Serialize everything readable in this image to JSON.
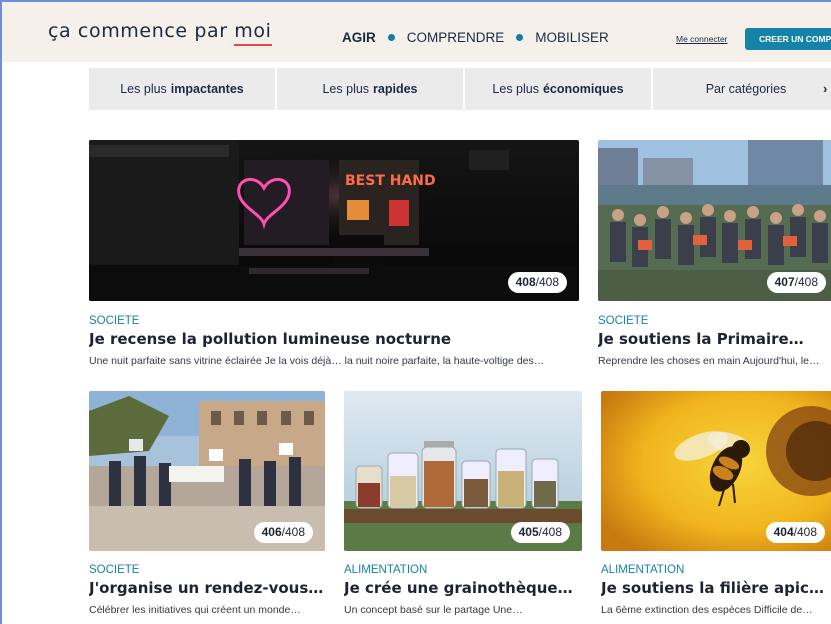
{
  "header": {
    "logo": {
      "before": "ça commence par ",
      "underlined": "moi"
    },
    "nav": [
      "AGIR",
      "COMPRENDRE",
      "MOBILISER"
    ],
    "login_label": "Me connecter",
    "signup_label": "CREER UN COMPTE"
  },
  "tabs": [
    {
      "prefix": "Les plus",
      "bold": "impactantes"
    },
    {
      "prefix": "Les plus",
      "bold": "rapides"
    },
    {
      "prefix": "Les plus",
      "bold": "économiques"
    },
    {
      "prefix": "Par catégories",
      "bold": ""
    }
  ],
  "cards": [
    {
      "rank": "408",
      "total": "/408",
      "category": "SOCIETE",
      "title": "Je recense la pollution lumineuse nocturne",
      "description": "Une nuit parfaite sans vitrine éclairée Je la vois déjà… la nuit noire parfaite, la haute-voltige des…"
    },
    {
      "rank": "407",
      "total": "/408",
      "category": "SOCIETE",
      "title": "Je soutiens la Primaire…",
      "description": "Reprendre les choses en main Aujourd'hui, le…"
    },
    {
      "rank": "406",
      "total": "/408",
      "category": "SOCIETE",
      "title": "J'organise un rendez-vous …",
      "description": "Célébrer les initiatives qui créent un monde…"
    },
    {
      "rank": "405",
      "total": "/408",
      "category": "ALIMENTATION",
      "title": "Je crée une grainothèque…",
      "description": "Un concept basé sur le partage Une…"
    },
    {
      "rank": "404",
      "total": "/408",
      "category": "ALIMENTATION",
      "title": "Je soutiens la filière apicol…",
      "description": "La 6ème extinction des espèces Difficile de…"
    }
  ],
  "colors": {
    "accent": "#1582a8",
    "header_bg": "#f5f1ea",
    "tab_bg": "#ecebeb",
    "logo_underline": "#e5484d"
  }
}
◆ ◆ ◆ ◆ ◆ ◆ ◆
Requirement
What is the number of lines that hold the string "bold"? Give it alone.

Exercise result
4